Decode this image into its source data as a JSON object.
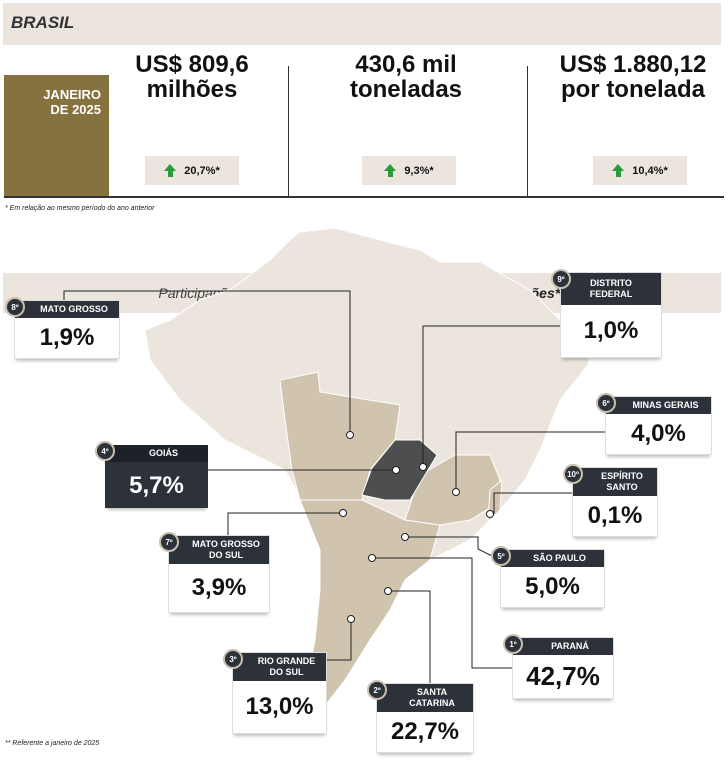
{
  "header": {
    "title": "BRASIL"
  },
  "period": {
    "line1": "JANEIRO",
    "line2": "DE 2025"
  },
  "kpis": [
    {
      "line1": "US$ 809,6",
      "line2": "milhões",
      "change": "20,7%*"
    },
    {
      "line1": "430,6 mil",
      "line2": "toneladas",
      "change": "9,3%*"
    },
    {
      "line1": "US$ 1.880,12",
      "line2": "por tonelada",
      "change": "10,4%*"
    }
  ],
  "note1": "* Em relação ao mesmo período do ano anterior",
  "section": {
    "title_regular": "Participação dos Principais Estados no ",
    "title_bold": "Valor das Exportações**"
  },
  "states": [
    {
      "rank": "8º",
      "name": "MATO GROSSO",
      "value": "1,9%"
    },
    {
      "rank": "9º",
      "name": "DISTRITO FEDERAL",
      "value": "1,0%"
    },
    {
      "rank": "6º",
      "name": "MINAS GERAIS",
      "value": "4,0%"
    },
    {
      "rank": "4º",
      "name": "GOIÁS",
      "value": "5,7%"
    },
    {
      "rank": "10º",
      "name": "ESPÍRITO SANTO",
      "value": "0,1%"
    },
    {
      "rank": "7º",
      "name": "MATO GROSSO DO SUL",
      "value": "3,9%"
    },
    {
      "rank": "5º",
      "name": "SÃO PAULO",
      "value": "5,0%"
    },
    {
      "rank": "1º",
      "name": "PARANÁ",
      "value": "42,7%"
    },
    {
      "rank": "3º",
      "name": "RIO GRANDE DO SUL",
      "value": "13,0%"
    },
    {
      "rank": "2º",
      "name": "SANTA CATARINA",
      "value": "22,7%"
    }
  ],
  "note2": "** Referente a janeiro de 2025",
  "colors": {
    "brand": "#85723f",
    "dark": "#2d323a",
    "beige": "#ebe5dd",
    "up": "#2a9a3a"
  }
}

* * * * * * *

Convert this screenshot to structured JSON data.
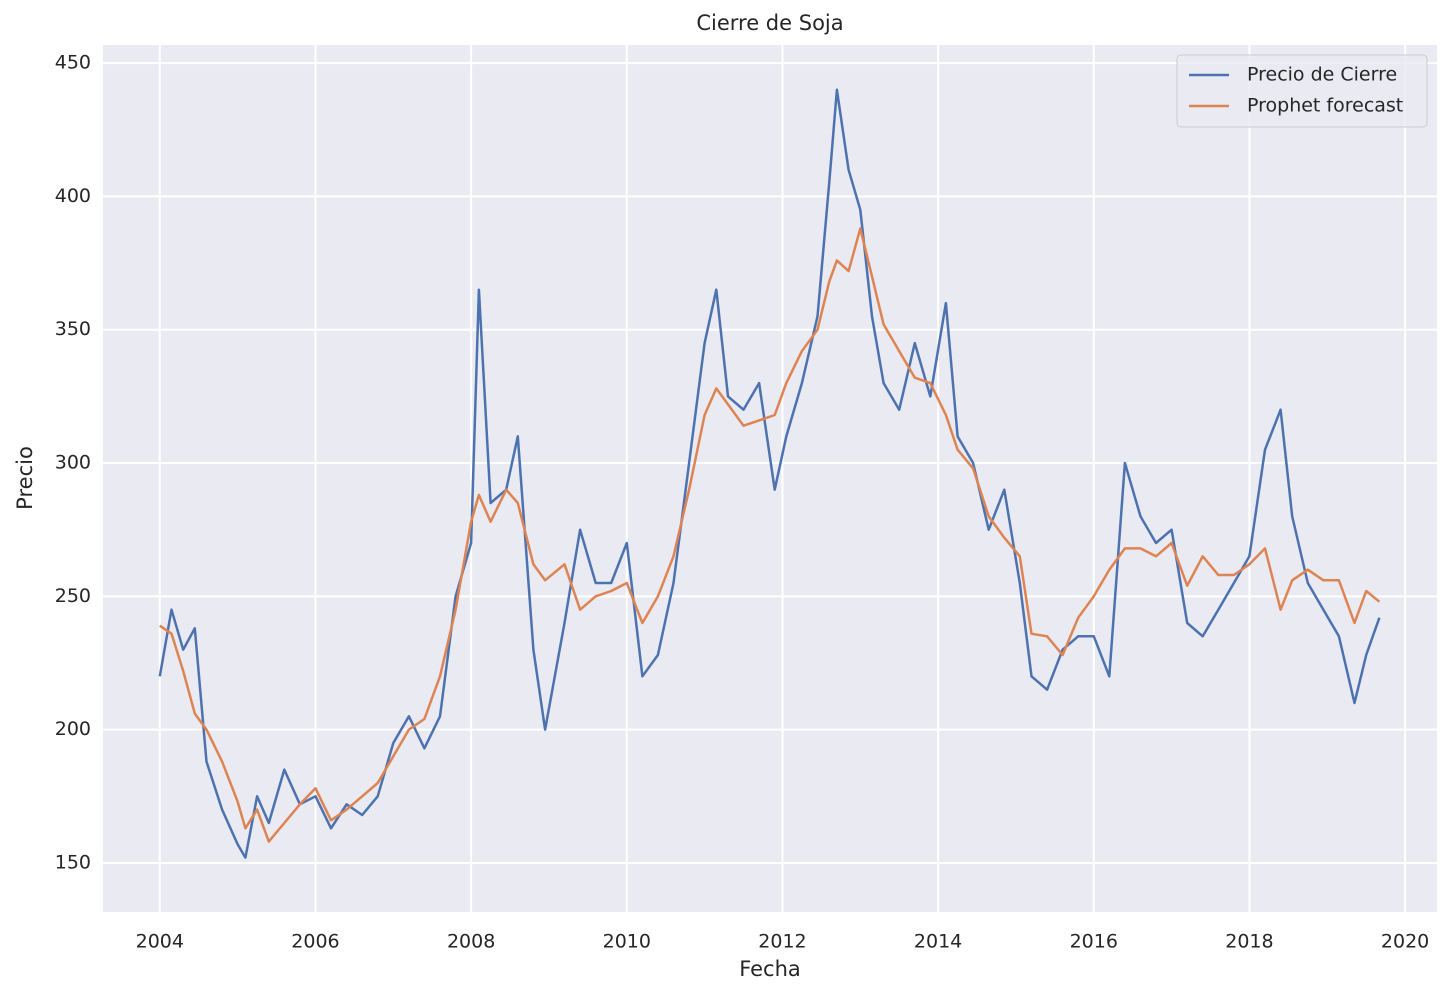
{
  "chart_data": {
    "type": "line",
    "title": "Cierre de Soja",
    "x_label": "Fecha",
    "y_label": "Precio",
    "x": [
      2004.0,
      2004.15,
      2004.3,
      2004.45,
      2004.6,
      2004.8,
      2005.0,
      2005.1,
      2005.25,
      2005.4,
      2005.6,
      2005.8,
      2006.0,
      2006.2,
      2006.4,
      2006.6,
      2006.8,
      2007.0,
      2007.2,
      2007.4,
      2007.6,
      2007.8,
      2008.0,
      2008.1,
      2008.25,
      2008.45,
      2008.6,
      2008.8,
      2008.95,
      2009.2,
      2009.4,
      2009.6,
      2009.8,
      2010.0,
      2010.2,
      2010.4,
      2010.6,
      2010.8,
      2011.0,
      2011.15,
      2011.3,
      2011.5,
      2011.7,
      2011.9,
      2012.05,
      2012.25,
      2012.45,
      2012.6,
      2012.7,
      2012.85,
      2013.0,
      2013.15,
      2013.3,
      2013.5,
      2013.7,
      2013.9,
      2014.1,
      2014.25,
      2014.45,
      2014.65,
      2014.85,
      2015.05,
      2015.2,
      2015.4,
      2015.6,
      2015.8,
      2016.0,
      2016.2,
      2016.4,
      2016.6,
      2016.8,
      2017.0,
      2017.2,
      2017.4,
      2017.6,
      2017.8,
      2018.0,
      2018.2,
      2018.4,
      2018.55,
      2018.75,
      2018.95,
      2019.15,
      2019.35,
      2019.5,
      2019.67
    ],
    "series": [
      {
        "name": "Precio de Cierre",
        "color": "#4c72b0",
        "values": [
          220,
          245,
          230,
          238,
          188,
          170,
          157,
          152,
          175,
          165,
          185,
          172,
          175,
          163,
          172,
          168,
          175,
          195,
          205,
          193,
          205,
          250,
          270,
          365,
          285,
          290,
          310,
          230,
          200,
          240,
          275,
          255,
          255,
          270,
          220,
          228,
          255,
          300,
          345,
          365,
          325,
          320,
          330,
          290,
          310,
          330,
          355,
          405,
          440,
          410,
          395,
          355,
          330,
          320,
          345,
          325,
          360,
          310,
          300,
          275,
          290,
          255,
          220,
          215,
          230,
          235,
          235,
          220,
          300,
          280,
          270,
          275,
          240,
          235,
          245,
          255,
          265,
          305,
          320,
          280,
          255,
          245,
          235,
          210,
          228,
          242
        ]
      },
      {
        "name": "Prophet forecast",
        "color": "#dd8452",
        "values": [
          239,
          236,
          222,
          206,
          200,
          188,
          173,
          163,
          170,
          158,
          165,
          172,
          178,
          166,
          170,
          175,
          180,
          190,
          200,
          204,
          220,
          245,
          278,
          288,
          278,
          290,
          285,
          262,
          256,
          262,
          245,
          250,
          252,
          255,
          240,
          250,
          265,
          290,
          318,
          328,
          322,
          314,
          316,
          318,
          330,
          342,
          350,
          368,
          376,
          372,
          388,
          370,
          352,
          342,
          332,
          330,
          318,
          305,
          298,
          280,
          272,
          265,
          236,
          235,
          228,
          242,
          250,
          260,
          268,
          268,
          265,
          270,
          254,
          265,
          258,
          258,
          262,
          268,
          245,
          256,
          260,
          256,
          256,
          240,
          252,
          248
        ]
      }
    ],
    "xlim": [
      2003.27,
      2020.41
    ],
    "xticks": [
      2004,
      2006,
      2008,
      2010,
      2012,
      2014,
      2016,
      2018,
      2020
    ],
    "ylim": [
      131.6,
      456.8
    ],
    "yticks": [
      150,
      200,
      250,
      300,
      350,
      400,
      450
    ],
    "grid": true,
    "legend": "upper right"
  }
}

* * * * * * *

OBJECTIVE.
Copy out each line of the entries that holds "this".

COMPLETED EXERCISE.
Decode this image into its source data as a JSON object.
Convert this screenshot to structured JSON data.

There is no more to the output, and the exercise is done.